_TASK STATEMENT_:
Read through the entries below and return each line with the word "ffffff".

_STORED DATA_:
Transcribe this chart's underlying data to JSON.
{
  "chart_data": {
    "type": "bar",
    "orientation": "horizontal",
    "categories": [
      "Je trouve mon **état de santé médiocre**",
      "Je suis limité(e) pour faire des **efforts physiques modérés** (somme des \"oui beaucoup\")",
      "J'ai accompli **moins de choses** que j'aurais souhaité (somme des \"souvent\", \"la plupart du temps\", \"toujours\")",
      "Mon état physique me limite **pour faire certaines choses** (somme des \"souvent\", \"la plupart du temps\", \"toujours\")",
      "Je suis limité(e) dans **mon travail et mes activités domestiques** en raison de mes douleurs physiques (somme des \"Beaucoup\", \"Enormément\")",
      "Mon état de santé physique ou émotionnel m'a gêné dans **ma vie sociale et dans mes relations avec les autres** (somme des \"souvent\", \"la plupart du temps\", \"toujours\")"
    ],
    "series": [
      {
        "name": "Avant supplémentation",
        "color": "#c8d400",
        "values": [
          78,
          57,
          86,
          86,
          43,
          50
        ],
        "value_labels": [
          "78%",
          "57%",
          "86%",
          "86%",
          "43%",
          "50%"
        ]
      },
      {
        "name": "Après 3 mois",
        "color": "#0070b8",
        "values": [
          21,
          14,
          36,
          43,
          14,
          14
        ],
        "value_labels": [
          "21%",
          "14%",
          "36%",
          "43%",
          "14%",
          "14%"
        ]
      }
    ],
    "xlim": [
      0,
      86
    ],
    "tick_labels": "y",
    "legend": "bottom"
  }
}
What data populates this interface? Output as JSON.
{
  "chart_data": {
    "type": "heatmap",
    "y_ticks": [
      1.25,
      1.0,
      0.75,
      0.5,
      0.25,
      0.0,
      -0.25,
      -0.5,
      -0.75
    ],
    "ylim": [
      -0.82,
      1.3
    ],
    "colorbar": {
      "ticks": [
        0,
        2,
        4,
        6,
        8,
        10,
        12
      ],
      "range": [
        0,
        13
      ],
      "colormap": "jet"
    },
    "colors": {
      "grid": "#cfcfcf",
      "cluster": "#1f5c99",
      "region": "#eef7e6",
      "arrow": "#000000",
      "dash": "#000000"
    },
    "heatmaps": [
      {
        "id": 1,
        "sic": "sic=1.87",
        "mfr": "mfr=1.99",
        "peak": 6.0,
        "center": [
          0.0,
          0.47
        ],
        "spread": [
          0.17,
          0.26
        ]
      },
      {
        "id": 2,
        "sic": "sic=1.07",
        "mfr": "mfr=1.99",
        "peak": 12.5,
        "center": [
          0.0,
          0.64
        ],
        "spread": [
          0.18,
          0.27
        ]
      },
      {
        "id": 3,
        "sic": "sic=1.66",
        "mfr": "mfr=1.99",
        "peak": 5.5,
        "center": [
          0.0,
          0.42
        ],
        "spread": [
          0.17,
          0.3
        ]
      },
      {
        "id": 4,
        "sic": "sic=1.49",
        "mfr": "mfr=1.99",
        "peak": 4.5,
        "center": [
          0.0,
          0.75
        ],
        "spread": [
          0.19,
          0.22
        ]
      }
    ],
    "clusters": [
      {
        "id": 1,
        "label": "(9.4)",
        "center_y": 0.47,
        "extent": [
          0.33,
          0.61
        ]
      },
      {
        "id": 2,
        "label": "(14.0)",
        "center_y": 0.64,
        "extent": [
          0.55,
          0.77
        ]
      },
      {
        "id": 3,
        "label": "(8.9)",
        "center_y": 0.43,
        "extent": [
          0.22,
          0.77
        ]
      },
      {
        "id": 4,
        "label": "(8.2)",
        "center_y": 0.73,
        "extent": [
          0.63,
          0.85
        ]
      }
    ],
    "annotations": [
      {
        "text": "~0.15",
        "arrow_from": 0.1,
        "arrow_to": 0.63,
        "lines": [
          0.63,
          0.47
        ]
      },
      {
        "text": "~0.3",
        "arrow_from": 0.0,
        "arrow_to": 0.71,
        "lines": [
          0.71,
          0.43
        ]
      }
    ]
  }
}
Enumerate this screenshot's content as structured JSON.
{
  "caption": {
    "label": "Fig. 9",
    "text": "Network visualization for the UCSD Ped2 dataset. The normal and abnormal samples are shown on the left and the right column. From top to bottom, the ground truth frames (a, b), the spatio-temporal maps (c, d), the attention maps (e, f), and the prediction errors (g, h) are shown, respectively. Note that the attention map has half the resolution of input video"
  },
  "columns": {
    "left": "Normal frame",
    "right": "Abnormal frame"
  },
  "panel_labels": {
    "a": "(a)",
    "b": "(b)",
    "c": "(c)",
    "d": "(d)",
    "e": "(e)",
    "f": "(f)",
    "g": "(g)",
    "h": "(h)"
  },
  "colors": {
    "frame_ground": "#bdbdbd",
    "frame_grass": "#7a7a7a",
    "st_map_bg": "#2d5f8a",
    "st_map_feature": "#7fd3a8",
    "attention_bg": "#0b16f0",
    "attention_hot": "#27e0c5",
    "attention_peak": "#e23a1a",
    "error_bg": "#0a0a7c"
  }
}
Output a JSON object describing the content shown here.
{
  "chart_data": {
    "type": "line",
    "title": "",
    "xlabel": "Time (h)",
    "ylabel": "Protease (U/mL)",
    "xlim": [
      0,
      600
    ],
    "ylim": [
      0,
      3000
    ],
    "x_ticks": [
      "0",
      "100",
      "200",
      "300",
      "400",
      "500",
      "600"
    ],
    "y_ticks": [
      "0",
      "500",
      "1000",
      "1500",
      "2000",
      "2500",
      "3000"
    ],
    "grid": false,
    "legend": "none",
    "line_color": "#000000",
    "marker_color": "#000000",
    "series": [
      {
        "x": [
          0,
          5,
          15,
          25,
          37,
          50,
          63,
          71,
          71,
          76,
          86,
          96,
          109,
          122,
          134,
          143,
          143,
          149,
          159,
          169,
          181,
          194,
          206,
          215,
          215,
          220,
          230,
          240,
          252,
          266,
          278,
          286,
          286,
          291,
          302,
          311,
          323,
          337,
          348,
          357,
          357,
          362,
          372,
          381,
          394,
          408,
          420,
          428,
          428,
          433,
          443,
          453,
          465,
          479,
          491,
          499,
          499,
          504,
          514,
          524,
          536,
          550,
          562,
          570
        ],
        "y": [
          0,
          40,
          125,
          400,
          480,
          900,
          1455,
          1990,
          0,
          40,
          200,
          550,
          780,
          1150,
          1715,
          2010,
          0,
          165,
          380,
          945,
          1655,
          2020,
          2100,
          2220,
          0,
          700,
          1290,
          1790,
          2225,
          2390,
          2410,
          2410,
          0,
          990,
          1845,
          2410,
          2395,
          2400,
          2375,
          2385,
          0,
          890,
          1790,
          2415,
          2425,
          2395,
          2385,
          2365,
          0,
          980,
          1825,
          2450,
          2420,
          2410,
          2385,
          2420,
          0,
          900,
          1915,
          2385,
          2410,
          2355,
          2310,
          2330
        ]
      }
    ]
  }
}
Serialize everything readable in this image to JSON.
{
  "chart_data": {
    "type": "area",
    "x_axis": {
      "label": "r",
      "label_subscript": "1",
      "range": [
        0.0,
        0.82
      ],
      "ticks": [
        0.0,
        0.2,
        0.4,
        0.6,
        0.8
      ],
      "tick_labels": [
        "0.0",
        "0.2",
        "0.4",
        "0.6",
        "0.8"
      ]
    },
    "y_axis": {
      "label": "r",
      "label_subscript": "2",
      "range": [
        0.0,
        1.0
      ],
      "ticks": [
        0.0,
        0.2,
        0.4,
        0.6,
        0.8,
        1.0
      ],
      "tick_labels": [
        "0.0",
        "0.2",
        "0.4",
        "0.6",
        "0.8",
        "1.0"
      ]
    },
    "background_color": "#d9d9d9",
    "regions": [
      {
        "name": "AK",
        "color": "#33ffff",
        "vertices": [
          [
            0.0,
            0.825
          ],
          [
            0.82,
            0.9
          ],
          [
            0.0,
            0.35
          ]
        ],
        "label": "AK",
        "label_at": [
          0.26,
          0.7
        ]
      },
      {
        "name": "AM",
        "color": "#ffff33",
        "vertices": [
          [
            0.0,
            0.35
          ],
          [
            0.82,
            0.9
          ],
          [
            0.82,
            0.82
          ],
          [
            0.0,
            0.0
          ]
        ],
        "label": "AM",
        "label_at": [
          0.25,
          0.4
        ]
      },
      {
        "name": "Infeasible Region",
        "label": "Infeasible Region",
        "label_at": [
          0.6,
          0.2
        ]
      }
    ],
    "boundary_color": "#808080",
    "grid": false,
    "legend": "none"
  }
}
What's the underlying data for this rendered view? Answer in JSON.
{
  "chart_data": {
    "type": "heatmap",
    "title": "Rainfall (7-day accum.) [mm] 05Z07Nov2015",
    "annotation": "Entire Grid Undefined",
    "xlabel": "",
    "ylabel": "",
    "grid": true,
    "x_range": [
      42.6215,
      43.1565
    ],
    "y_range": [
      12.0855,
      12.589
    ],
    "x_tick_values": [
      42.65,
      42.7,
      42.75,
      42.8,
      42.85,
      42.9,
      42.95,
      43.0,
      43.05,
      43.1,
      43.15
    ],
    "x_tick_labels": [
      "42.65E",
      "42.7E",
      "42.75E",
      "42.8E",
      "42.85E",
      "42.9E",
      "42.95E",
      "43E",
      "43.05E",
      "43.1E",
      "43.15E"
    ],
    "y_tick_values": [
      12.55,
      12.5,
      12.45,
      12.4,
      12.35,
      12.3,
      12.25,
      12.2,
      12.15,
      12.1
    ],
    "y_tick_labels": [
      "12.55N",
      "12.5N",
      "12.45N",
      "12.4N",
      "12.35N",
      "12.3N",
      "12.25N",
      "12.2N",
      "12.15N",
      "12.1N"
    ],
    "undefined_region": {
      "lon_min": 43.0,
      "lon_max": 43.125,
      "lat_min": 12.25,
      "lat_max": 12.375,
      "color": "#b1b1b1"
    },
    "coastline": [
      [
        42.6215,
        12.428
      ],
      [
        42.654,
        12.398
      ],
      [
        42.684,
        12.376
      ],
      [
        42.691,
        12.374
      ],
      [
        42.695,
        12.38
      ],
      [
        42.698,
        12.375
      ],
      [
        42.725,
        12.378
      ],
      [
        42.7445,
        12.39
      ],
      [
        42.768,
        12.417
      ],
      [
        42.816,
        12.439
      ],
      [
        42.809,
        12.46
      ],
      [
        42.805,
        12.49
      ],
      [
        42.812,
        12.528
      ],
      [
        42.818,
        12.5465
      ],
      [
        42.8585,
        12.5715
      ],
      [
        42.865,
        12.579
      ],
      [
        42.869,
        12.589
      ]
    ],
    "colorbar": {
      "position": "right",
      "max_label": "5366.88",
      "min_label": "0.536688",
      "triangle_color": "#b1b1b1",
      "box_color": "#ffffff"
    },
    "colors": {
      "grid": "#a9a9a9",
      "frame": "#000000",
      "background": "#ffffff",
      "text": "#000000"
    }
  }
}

_RESPONSE FOR THIS EXERCISE_:
      "box_color": "#ffffff"
      "background": "#ffffff",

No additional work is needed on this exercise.